**Given exercise:** Write out the whole listing word for word.

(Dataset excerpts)
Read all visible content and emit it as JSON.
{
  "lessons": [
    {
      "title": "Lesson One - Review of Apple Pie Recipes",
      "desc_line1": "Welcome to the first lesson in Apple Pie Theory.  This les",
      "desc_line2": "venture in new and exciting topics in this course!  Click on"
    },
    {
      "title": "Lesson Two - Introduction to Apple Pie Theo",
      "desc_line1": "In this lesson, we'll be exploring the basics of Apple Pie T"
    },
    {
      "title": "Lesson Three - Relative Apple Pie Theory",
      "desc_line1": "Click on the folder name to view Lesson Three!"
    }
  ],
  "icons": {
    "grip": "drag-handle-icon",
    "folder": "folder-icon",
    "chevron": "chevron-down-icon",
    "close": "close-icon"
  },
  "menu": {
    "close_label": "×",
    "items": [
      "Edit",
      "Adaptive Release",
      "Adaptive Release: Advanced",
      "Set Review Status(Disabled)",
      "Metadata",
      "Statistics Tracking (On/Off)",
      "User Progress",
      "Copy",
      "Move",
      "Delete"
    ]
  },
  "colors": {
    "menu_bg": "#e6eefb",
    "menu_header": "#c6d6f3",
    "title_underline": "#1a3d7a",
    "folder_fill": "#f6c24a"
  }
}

**The answer:**
Read all visible content and emit it as JSON.
{
  "lessons": [
    {
      "title": "Lesson One - Review of Apple Pie Recipes",
      "desc_line1": "Welcome to the first lesson in Apple Pie Theory.  This les",
      "desc_line2": "venture in new and exciting topics in this course!  Click on"
    },
    {
      "title": "Lesson Two - Introduction to Apple Pie Theo",
      "desc_line1": "In this lesson, we'll be exploring the basics of Apple Pie T"
    },
    {
      "title": "Lesson Three - Relative Apple Pie Theory",
      "desc_line1": "Click on the folder name to view Lesson Three!"
    }
  ],
  "icons": {
    "grip": "drag-handle-icon",
    "folder": "folder-icon",
    "chevron": "chevron-down-icon",
    "close": "close-icon"
  },
  "menu": {
    "close_label": "×",
    "items": [
      "Edit",
      "Adaptive Release",
      "Adaptive Release: Advanced",
      "Set Review Status(Disabled)",
      "Metadata",
      "Statistics Tracking (On/Off)",
      "User Progress",
      "Copy",
      "Move",
      "Delete"
    ]
  },
  "colors": {
    "menu_bg": "#e6eefb",
    "menu_header": "#c6d6f3",
    "title_underline": "#1a3d7a",
    "folder_fill": "#f6c24a"
  }
}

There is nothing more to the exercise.